# [Given request]
Copy the data below word for word, starting at its very first line and ending with the line that contains "key-cell[interactable] [586,167,647,189]", both included.

# [Dataset excerpts]
○ ○ ○
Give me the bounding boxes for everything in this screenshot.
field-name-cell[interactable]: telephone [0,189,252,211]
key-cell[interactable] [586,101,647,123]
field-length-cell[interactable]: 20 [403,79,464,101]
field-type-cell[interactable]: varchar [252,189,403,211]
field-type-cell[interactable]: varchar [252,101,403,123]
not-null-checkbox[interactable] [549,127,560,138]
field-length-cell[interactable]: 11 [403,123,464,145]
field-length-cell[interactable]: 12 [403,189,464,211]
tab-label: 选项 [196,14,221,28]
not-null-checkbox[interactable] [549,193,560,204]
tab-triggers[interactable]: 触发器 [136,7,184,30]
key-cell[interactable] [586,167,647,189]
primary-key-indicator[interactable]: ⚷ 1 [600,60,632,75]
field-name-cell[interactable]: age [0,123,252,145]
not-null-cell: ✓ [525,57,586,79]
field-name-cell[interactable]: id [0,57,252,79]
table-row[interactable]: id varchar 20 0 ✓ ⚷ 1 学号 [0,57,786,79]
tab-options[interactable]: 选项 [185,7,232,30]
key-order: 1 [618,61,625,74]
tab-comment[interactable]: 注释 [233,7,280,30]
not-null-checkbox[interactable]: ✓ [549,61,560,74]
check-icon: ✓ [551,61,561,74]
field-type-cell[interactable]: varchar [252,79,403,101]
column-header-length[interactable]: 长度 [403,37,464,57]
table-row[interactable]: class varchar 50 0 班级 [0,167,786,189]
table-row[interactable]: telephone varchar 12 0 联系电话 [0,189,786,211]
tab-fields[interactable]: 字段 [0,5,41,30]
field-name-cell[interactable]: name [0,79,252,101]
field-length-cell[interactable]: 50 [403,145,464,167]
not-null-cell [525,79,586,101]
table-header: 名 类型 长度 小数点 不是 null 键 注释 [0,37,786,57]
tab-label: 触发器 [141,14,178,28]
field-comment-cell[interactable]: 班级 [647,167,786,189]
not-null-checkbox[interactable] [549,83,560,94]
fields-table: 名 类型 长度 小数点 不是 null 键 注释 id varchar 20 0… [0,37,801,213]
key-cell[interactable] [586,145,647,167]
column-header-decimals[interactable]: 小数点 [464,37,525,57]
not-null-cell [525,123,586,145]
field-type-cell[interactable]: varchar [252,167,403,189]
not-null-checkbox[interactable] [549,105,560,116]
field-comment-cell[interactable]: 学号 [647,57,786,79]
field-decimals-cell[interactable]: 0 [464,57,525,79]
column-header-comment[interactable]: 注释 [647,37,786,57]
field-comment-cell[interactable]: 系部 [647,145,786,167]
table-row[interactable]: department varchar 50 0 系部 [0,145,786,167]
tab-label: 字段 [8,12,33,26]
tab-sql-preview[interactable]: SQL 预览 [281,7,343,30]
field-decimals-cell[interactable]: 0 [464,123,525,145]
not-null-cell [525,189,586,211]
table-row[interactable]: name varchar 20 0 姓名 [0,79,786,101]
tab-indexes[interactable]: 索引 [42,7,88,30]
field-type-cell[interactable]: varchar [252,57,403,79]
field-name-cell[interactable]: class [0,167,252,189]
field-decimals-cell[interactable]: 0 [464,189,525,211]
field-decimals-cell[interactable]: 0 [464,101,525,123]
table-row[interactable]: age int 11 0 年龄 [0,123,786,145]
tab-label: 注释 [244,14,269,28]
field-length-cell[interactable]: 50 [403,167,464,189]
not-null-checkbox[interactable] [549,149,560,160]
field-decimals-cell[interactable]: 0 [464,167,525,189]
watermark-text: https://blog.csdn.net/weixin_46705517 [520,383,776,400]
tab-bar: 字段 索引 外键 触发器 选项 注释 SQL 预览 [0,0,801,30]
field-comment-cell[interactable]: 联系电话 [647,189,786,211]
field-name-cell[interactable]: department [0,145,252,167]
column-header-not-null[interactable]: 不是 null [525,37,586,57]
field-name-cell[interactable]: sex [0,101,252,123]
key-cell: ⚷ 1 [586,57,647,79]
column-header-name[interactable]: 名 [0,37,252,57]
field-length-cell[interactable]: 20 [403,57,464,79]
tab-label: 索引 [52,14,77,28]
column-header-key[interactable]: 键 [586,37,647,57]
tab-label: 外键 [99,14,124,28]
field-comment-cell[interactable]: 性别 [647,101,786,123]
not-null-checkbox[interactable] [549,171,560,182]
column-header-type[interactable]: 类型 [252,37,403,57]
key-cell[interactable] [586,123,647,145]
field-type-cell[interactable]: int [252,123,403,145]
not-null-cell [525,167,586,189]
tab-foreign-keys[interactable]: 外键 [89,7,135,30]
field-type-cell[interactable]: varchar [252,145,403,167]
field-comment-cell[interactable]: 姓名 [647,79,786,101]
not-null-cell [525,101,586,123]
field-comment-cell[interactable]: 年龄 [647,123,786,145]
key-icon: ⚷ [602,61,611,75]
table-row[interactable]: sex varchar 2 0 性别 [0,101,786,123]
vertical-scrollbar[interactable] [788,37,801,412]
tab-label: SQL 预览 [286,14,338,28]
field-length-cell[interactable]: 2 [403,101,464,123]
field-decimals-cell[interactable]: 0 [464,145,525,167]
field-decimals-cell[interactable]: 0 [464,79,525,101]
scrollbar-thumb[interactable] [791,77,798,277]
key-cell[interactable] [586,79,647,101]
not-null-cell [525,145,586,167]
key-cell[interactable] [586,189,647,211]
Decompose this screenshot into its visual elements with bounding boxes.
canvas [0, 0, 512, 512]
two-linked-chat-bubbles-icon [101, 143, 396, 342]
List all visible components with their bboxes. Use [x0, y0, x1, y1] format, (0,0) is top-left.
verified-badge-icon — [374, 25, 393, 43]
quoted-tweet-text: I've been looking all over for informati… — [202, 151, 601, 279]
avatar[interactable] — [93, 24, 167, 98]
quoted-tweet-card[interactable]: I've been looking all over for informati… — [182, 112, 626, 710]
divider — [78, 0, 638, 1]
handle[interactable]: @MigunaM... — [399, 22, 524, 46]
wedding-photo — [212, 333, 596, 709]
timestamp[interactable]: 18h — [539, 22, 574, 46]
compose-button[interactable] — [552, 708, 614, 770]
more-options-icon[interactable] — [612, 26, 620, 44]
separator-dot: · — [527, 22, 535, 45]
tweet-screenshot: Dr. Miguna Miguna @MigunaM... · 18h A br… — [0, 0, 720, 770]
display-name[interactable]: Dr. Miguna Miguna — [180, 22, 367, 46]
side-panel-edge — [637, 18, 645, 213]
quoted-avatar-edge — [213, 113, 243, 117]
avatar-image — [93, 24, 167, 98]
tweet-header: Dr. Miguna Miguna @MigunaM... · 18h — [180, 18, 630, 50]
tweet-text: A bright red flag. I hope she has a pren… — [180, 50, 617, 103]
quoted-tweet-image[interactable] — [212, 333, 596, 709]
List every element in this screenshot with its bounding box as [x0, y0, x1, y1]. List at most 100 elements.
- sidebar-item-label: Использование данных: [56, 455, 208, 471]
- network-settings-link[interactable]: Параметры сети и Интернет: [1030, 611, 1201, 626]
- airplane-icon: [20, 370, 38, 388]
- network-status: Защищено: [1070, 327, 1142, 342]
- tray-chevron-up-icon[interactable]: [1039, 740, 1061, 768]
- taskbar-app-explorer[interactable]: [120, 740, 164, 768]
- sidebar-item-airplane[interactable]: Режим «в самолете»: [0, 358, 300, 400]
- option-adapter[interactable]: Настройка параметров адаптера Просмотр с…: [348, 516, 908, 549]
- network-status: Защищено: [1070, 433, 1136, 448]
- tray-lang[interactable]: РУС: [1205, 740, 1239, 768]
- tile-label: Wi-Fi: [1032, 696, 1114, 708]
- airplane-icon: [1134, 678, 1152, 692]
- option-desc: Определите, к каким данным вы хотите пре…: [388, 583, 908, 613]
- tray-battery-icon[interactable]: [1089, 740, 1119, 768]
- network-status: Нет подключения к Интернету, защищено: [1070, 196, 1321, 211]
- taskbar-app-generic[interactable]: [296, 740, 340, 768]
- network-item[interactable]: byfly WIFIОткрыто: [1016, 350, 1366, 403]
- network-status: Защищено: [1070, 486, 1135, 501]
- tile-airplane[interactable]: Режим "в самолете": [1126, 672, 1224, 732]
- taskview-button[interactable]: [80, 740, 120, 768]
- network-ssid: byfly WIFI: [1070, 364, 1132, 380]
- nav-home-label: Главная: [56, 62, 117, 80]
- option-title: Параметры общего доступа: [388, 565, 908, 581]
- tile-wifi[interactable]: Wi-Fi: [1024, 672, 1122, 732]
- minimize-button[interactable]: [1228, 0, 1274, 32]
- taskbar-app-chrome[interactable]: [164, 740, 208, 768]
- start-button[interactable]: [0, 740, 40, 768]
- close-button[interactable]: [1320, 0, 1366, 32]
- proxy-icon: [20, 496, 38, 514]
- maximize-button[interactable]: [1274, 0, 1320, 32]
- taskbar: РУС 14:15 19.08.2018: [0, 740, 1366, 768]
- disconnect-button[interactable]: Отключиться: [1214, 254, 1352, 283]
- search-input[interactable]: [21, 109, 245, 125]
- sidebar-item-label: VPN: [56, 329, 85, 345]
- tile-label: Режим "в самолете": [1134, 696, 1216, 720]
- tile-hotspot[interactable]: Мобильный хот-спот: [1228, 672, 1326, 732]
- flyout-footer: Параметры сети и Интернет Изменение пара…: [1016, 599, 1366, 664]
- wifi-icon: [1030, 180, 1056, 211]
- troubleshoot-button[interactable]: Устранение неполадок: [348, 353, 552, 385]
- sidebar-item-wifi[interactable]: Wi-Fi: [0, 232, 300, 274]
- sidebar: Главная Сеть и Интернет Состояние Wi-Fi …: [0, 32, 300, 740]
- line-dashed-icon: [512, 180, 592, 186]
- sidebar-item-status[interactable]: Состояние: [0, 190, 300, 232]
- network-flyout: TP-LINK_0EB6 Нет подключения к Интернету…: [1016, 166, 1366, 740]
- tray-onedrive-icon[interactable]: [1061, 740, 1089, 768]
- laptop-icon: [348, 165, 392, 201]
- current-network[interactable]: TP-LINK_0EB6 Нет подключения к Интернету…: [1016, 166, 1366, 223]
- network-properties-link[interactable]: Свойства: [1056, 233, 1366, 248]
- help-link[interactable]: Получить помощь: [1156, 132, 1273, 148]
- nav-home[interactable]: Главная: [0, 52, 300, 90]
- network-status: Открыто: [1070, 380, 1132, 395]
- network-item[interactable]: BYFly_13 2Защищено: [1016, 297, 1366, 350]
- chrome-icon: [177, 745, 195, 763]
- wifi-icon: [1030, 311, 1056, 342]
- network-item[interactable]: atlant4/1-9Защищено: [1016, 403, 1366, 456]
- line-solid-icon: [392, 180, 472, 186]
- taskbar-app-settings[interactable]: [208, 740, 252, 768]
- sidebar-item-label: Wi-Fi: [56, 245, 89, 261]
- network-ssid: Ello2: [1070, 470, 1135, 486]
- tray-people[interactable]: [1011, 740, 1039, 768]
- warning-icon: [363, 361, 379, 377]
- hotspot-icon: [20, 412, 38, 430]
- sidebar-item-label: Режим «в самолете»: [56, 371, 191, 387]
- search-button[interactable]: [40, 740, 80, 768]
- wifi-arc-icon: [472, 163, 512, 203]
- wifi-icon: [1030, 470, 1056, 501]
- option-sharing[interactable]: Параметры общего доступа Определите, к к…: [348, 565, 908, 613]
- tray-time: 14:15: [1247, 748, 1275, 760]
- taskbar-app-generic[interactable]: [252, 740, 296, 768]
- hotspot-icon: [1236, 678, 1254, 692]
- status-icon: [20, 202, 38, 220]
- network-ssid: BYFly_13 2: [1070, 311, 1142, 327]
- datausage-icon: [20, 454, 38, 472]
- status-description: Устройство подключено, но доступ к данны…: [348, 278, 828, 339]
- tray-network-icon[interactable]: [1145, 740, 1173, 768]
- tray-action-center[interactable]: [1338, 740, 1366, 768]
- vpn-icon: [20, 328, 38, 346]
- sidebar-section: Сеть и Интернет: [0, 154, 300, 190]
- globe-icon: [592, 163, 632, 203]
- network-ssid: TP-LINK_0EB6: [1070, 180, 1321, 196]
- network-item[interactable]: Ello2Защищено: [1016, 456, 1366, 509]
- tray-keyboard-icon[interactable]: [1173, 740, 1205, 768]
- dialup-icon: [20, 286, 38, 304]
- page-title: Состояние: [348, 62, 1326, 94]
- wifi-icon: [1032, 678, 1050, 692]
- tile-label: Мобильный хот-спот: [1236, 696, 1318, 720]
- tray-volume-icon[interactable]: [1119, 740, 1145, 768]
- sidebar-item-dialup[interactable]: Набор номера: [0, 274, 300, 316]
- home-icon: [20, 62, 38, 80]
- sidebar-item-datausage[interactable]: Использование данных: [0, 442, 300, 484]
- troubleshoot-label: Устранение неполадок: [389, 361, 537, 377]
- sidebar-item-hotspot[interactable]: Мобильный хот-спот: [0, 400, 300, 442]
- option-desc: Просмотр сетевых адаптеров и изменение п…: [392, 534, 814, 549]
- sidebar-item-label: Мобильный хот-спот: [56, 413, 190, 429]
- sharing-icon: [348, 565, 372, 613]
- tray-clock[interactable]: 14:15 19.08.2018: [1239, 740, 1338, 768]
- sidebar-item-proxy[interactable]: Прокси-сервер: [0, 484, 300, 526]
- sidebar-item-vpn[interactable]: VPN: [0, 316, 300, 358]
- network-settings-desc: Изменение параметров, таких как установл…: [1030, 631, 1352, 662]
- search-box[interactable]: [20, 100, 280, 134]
○ ○ ○
# [Answer in full]
Give me the bounding boxes for everything in this screenshot.
field-name-cell[interactable]: telephone [0,189,252,211]
key-cell[interactable] [586,101,647,123]
field-length-cell[interactable]: 20 [403,79,464,101]
field-type-cell[interactable]: varchar [252,189,403,211]
field-type-cell[interactable]: varchar [252,101,403,123]
not-null-checkbox[interactable] [549,127,560,138]
field-length-cell[interactable]: 11 [403,123,464,145]
field-length-cell[interactable]: 12 [403,189,464,211]
tab-label: 选项 [196,14,221,28]
not-null-checkbox[interactable] [549,193,560,204]
tab-triggers[interactable]: 触发器 [136,7,184,30]
key-cell[interactable] [586,167,647,189]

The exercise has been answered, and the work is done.